↓
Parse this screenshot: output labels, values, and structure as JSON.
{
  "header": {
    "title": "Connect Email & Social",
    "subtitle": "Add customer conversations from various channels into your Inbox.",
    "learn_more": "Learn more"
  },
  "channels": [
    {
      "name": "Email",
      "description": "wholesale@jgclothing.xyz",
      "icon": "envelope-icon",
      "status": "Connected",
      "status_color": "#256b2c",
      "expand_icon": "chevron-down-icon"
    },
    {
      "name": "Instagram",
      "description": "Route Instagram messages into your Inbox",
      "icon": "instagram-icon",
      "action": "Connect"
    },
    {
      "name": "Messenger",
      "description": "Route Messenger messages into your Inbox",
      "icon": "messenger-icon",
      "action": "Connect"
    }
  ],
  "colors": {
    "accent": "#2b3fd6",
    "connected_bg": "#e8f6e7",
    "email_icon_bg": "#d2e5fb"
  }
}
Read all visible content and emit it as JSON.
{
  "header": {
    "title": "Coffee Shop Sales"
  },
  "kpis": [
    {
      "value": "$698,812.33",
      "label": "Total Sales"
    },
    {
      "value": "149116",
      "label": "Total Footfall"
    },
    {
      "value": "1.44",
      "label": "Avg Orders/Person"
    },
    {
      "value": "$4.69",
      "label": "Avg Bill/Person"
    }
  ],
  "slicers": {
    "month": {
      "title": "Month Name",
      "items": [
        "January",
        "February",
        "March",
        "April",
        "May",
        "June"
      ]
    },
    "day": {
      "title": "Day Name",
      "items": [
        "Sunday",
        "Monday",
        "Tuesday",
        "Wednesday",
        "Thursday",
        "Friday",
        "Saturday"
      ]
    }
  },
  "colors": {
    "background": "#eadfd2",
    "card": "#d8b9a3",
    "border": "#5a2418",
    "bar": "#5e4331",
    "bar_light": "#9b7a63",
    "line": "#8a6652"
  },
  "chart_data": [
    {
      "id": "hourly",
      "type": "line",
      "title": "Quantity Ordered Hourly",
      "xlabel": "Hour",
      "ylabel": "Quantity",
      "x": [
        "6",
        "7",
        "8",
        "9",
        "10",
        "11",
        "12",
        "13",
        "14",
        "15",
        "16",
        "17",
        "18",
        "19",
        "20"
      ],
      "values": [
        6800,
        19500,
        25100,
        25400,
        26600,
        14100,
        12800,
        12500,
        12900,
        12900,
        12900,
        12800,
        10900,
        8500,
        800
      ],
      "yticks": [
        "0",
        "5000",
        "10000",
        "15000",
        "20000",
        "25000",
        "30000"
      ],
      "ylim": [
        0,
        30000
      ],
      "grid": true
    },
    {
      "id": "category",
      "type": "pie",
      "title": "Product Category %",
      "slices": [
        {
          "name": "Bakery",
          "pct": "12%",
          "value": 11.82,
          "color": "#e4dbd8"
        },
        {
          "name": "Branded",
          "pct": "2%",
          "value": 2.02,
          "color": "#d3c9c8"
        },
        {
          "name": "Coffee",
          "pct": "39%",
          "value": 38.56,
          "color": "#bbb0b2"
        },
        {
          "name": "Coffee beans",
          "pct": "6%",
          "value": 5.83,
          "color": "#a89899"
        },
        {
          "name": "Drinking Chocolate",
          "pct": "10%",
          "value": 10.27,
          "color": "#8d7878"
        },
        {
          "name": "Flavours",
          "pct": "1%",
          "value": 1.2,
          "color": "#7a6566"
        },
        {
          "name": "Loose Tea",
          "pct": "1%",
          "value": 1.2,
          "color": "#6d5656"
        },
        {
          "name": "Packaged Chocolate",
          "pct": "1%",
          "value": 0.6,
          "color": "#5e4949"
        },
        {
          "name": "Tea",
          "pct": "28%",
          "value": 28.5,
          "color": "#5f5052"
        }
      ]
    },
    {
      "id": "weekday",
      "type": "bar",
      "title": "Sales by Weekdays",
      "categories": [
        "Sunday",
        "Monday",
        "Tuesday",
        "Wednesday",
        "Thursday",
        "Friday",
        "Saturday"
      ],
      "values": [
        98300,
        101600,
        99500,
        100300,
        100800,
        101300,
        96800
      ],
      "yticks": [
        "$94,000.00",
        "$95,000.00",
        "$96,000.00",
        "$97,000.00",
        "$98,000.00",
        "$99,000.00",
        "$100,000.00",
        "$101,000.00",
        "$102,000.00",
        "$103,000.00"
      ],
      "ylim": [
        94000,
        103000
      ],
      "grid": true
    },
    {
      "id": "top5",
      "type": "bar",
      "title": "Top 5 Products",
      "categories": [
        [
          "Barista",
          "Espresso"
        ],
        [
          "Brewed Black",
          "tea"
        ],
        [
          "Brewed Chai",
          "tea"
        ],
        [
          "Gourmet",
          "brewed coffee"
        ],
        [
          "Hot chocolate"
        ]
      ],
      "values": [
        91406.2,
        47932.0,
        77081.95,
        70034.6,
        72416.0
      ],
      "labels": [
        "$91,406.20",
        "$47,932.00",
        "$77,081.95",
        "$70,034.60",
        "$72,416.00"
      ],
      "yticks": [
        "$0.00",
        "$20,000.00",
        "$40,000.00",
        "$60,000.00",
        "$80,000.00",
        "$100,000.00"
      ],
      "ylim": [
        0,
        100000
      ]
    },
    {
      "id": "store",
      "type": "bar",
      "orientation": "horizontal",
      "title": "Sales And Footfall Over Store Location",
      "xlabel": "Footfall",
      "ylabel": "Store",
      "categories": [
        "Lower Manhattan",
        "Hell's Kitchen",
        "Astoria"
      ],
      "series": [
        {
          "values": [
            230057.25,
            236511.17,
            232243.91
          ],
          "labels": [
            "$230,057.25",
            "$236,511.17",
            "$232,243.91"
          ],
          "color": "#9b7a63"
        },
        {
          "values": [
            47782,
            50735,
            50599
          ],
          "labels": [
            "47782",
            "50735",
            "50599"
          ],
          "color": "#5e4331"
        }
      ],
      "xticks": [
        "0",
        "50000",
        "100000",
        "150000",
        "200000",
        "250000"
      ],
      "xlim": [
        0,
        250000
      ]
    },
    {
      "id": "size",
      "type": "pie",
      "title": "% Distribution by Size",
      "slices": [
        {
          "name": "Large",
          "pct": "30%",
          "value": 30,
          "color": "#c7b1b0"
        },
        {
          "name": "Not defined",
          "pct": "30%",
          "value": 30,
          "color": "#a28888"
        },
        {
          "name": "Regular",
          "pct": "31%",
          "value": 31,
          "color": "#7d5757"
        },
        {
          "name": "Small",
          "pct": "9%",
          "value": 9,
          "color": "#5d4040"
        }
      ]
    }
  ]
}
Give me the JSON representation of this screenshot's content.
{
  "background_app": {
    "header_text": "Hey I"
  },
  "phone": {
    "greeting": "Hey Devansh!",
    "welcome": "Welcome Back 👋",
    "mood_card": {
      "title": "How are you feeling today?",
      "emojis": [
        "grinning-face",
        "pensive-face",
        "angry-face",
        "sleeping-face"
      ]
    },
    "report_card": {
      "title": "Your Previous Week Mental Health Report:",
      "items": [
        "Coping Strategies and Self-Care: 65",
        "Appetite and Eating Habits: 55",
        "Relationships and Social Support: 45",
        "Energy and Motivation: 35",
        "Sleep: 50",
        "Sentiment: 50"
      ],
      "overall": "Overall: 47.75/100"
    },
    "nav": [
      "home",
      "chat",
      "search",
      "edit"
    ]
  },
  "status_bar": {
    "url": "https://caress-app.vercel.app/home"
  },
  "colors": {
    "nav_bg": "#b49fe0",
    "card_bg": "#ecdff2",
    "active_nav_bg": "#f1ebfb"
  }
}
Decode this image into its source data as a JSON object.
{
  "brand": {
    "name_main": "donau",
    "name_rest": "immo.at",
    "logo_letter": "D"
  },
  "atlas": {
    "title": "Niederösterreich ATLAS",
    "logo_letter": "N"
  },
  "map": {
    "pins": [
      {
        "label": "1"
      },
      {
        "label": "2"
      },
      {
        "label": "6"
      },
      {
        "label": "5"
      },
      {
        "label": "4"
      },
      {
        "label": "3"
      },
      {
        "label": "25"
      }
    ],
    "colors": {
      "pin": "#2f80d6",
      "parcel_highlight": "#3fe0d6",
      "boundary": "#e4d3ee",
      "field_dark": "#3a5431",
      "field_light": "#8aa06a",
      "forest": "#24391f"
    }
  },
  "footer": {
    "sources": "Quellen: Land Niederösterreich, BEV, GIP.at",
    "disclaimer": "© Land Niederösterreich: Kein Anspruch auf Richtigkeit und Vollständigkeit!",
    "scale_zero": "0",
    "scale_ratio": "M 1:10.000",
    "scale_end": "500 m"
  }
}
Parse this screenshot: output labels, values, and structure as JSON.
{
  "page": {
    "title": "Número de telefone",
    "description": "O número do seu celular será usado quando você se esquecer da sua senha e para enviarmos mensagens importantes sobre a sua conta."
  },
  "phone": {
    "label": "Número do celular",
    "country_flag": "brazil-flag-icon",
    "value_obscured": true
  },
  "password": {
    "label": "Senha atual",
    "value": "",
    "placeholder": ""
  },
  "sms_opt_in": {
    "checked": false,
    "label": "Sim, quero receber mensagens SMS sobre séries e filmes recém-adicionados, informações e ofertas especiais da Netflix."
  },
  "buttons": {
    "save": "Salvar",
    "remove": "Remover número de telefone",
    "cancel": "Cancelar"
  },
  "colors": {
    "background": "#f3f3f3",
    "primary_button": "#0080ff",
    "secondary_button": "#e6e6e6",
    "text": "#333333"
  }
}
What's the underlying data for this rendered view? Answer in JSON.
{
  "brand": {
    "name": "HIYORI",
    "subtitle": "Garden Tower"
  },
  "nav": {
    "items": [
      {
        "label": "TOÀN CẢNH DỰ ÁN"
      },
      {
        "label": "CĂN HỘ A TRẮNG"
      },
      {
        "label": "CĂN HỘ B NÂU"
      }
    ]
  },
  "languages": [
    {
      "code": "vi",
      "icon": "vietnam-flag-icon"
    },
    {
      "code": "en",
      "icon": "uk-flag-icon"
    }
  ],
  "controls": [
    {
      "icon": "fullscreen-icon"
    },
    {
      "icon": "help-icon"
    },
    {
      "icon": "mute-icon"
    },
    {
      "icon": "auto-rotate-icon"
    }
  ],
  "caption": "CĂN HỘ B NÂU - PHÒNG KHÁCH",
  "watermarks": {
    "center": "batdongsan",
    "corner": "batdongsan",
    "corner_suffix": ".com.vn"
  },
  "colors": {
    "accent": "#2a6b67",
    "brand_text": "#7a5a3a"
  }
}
↑
Direction: In the entries above, find every line with the word "Sales" and list it.

Exercise response:
    "title": "Coffee Shop Sales"
      "label": "Total Sales"
      "title": "Sales by Weekdays",
      "title": "Sales And Footfall Over Store Location",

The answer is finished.